### Written exercise
Work out how many lines of the listing hold the string "Закупка". Answer with that number alone.

=== Task input ===

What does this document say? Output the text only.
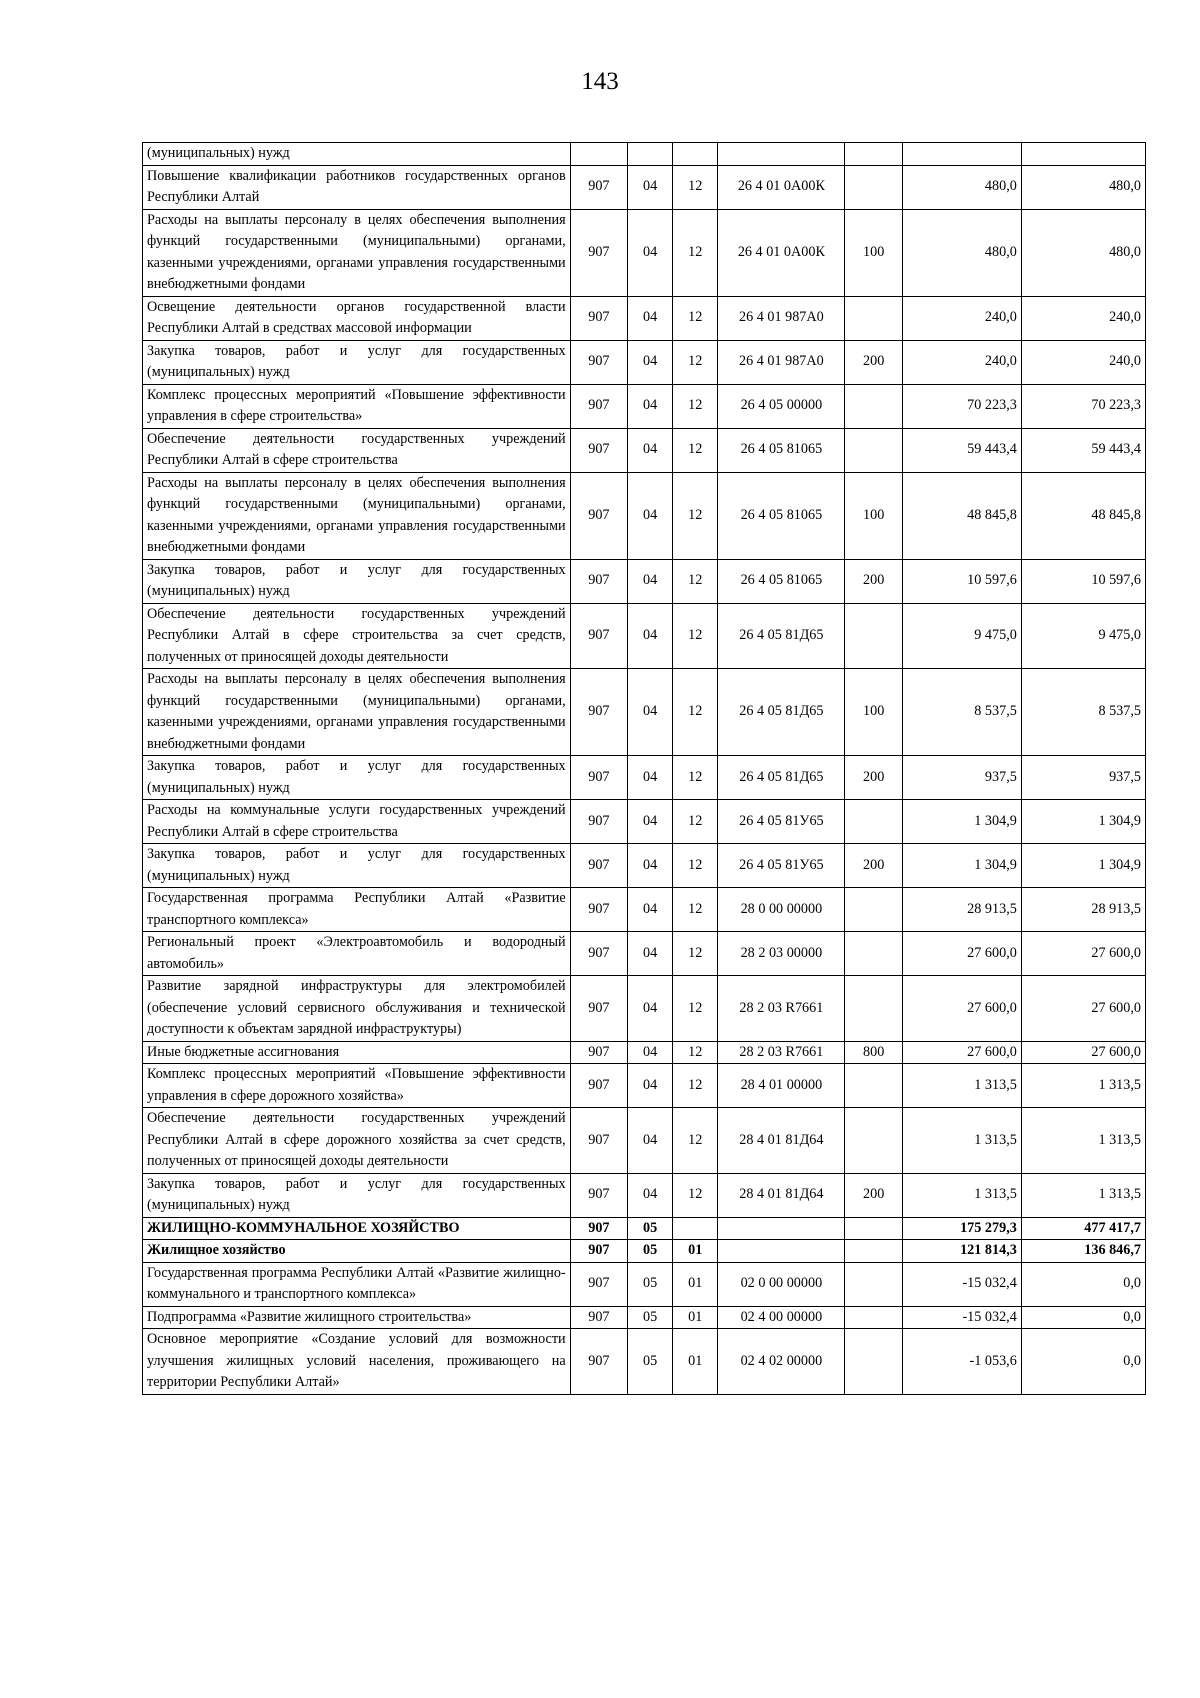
143
(муниципальных) нужд							
Повышение квалификации работников государственных органов Республики Алтай	907	04	12	26 4 01 0А00К		480,0	480,0
Расходы на выплаты персоналу в целях обеспечения выполнения функций государственными (муниципальными) органами, казенными учреждениями, органами управления государственными внебюджетными фондами	907	04	12	26 4 01 0А00К	100	480,0	480,0
Освещение деятельности органов государственной власти Республики Алтай в средствах массовой информации	907	04	12	26 4 01 987А0		240,0	240,0
Закупка товаров, работ и услуг для государственных (муниципальных) нужд	907	04	12	26 4 01 987А0	200	240,0	240,0
Комплекс процессных мероприятий «Повышение эффективности управления в сфере строительства»	907	04	12	26 4 05 00000		70 223,3	70 223,3
Обеспечение деятельности государственных учреждений Республики Алтай в сфере строительства	907	04	12	26 4 05 81065		59 443,4	59 443,4
Расходы на выплаты персоналу в целях обеспечения выполнения функций государственными (муниципальными) органами, казенными учреждениями, органами управления государственными внебюджетными фондами	907	04	12	26 4 05 81065	100	48 845,8	48 845,8
Закупка товаров, работ и услуг для государственных (муниципальных) нужд	907	04	12	26 4 05 81065	200	10 597,6	10 597,6
Обеспечение деятельности государственных учреждений Республики Алтай в сфере строительства за счет средств, полученных от приносящей доходы деятельности	907	04	12	26 4 05 81Д65		9 475,0	9 475,0
Расходы на выплаты персоналу в целях обеспечения выполнения функций государственными (муниципальными) органами, казенными учреждениями, органами управления государственными внебюджетными фондами	907	04	12	26 4 05 81Д65	100	8 537,5	8 537,5
Закупка товаров, работ и услуг для государственных (муниципальных) нужд	907	04	12	26 4 05 81Д65	200	937,5	937,5
Расходы на коммунальные услуги государственных учреждений Республики Алтай в сфере строительства	907	04	12	26 4 05 81У65		1 304,9	1 304,9
Закупка товаров, работ и услуг для государственных (муниципальных) нужд	907	04	12	26 4 05 81У65	200	1 304,9	1 304,9
Государственная программа Республики Алтай «Развитие транспортного комплекса»	907	04	12	28 0 00 00000		28 913,5	28 913,5
Региональный проект «Электроавтомобиль и водородный автомобиль»	907	04	12	28 2 03 00000		27 600,0	27 600,0
Развитие зарядной инфраструктуры для электромобилей (обеспечение условий сервисного обслуживания и технической доступности к объектам зарядной инфраструктуры)	907	04	12	28 2 03 R7661		27 600,0	27 600,0
Иные бюджетные ассигнования	907	04	12	28 2 03 R7661	800	27 600,0	27 600,0
Комплекс процессных мероприятий «Повышение эффективности управления в сфере дорожного хозяйства»	907	04	12	28 4 01 00000		1 313,5	1 313,5
Обеспечение деятельности государственных учреждений Республики Алтай в сфере дорожного хозяйства за счет средств, полученных от приносящей доходы деятельности	907	04	12	28 4 01 81Д64		1 313,5	1 313,5
Закупка товаров, работ и услуг для государственных (муниципальных) нужд	907	04	12	28 4 01 81Д64	200	1 313,5	1 313,5
ЖИЛИЩНО-КОММУНАЛЬНОЕ ХОЗЯЙСТВО	907	05				175 279,3	477 417,7
Жилищное хозяйство	907	05	01			121 814,3	136 846,7
Государственная программа Республики Алтай «Развитие жилищно-коммунального и транспортного комплекса»	907	05	01	02 0 00 00000		-15 032,4	0,0
Подпрограмма «Развитие жилищного строительства»	907	05	01	02 4 00 00000		-15 032,4	0,0
Основное мероприятие «Создание условий для возможности улучшения жилищных условий населения, проживающего на территории Республики Алтай»	907	05	01	02 4 02 00000		-1 053,6	0,0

===

### Answer to this exercise
5